Document text:
At 0015 hours 6 platoons of the 2nd
Oxfordshire and Buckinghamshire Light Infantry, 6th Airborne
Division, attacked and within 15 minutes took a critical bridge (Pegasus
Bridge) over the Caen canal that protects the eastern flank of the five landing
beaches. The glider-borne force landed less than 150 yards from their target. Their
mission was critically important because the bridge was the only way for the
21st Panzer Division at Falaise to get to the three British and Canadian
beaches.
At 0026 hours Major John Howard sent the coded
success signal “ham and jam”. They were relieved two hours ago by Lord Lovat’s
Special Brigade and 7th Parachute Division. The liberation had
begun.
At 0058 hours the 7th (light infantry)
Parachute Battalion of the British Army began the first of the massed American
and British ‘drops’ of some 13000 paratroopers behind enemy defences to help
secure the landing beaches.
At 0545 hours a massive naval bombardment began
from the fleets covering the beaches that included six British and three
American battleships and monitors with their powerful 16-inch, 15 inch, and 14
inch main armament firing enormous car-heavy shells at targets often over 30
miles inland. They were supported by 23 heavy and light cruisers, 19 of which
were British, three American and one Free French and Polish each. There were
also 139 destroyers and frigates scurrying around often suppressing enemy fire
close inshore. Of these 78 were British, 40 American, 10 Free French, 7
Canadian, 3 Norwegian, 2 Polish, and 2 Greek. Of the 508 other vital warships
of varying functions (including landing ships, minesweepers, and anti-submarine
ships), 352 were British, 154 were American and 2 were Dutch.

To do:
1. In the dataset listing, take the stretch from its start through the line containing "data-point: [507, 701, 524, 718]", change every "data-point" to "point", and write those lines out again with nothing else altered.
2. Write what comes next in the D-Day timeline, picking up right after its final sentence.

Items listed in a dataset:
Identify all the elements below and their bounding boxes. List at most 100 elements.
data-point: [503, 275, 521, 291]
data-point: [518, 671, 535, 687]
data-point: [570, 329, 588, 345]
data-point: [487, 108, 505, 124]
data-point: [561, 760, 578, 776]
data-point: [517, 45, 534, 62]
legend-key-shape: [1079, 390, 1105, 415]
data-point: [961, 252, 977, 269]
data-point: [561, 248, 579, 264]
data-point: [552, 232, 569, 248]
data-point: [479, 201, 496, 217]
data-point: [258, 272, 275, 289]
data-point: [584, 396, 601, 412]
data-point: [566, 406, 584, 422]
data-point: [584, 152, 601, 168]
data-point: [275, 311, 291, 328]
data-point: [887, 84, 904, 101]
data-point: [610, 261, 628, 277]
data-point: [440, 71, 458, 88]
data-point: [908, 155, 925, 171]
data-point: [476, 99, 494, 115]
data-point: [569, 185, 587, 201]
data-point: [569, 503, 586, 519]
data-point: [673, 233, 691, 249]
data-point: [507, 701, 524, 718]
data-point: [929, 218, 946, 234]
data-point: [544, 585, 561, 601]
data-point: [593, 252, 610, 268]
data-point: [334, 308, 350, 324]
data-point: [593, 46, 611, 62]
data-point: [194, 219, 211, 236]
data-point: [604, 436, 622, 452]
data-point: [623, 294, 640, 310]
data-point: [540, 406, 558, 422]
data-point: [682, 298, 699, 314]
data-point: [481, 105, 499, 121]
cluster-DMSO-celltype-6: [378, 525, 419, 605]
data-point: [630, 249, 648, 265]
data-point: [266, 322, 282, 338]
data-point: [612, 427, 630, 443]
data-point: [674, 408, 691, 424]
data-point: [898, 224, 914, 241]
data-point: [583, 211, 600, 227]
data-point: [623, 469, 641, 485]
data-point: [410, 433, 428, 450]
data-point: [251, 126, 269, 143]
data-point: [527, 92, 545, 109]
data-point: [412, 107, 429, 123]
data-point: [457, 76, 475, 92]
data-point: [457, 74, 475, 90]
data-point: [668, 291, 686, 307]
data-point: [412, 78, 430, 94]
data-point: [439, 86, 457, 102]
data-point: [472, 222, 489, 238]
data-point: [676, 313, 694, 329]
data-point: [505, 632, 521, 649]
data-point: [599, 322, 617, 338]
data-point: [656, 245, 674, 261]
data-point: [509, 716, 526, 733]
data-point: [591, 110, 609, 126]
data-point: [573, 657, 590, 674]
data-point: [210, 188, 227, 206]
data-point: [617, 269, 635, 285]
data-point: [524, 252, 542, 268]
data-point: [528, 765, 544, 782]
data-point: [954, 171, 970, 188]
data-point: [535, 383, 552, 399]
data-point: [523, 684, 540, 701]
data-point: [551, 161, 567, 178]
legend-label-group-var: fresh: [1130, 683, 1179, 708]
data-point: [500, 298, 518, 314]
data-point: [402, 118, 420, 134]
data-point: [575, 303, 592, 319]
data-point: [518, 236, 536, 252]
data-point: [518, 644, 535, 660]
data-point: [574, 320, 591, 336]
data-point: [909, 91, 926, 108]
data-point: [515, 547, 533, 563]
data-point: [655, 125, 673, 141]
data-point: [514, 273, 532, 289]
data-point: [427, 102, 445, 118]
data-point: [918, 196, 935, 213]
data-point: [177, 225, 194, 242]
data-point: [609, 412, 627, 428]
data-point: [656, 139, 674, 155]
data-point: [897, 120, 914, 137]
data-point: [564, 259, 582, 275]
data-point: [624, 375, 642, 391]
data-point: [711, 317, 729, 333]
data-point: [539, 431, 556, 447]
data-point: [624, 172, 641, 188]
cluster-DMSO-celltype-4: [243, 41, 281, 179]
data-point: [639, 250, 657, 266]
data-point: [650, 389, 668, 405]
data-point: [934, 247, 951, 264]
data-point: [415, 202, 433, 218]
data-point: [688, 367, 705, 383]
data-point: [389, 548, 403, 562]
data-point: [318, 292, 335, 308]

Answers for the exercise:
1.
Identify all the elements below and their bounding boxes. List at most 100 elements.
point: [503, 275, 521, 291]
point: [518, 671, 535, 687]
point: [570, 329, 588, 345]
point: [487, 108, 505, 124]
point: [561, 760, 578, 776]
point: [517, 45, 534, 62]
legend-key-shape: [1079, 390, 1105, 415]
point: [961, 252, 977, 269]
point: [561, 248, 579, 264]
point: [552, 232, 569, 248]
point: [479, 201, 496, 217]
point: [258, 272, 275, 289]
point: [584, 396, 601, 412]
point: [566, 406, 584, 422]
point: [584, 152, 601, 168]
point: [275, 311, 291, 328]
point: [887, 84, 904, 101]
point: [610, 261, 628, 277]
point: [440, 71, 458, 88]
point: [908, 155, 925, 171]
point: [476, 99, 494, 115]
point: [569, 185, 587, 201]
point: [569, 503, 586, 519]
point: [673, 233, 691, 249]
point: [507, 701, 524, 718]

2.
At 0725 hours troops of the 50th Northumbrian
Division, 69th and 231st Brigade and the 8th
Armoured Brigade were the first of the six American, British and Canadian
infantry divisions to set foot ashore, although they had been preceded by the
Special Boat Service, Royal Marine Commandos and US Rangers.
D-Day 70
Ten years ago, on D-Day 70, I had the honour to
watch Beating the Retreat on Horseguards Parade in Central London as a
guest of the First Sea Lord. This is an ancient British military parade that
was performed meticulously by the massed bands of Her Majesty’s Royal Marines, joined
by the band of the Royal Netherlands Navy and the band of the United States
Marine Corps. The precision of the military bandsmen of three great democracies
marching and wheeling around Horseguards reminded me of the enduring importance
of the military alliance of the Western democracies forged on those magnificent
but bloody beaches. As I watched, I also reflected that my life today would not
be possible without D-Day – I am a Brit, I am married to a Dutch woman and live
in the Netherlands. I am also a passionate believer in the United States and
the continuing need for American leadership of NATO, as well as a European.
Later, as I looked down from the Duke of
Wellington’s famous office with a very nice glass of Royal Naval Chablis in my
hand I was also struck by the enduring need for democratic values and liberties
to be underpinned by hard military power in an unforgiving world. Indeed, if
there is one testament to the men who put their lives on the line on Normandy’s
beaches it is that the West is no longer a place but an idea – a global idea
that must be defended globally. Now, as then, sound defence means hard-nosed
political realism and on occasions the same sad sacrifice by the same sort of
young citizen-soldiers the bodies of whom could be seen strewn across the
D-Day beaches by the end of that fateful day.
D-Day 80!
NATO was born on the beaches of Normandy. What are
the critical lessons of D-Day for NATO today? First, the vital need for the firm
political leadership of Churchill and Roosevelt who knew the risks but understood
the need to take them. With another autocratic leader again threatening to trample
upon Europe’s hard won freedoms today’s European leaders must look hard at
themselves in the mirror of D-Day.
Second, the vital importance of effective combined and
joint planning. COSSAC, the Chiefs of
Staff, Supreme Allied Command was built on an unparalleled level of trust
between senior American and British commanders.
It provided the template for NATO’s Supreme Headquarters Allied Powers
Europe (SHAPE).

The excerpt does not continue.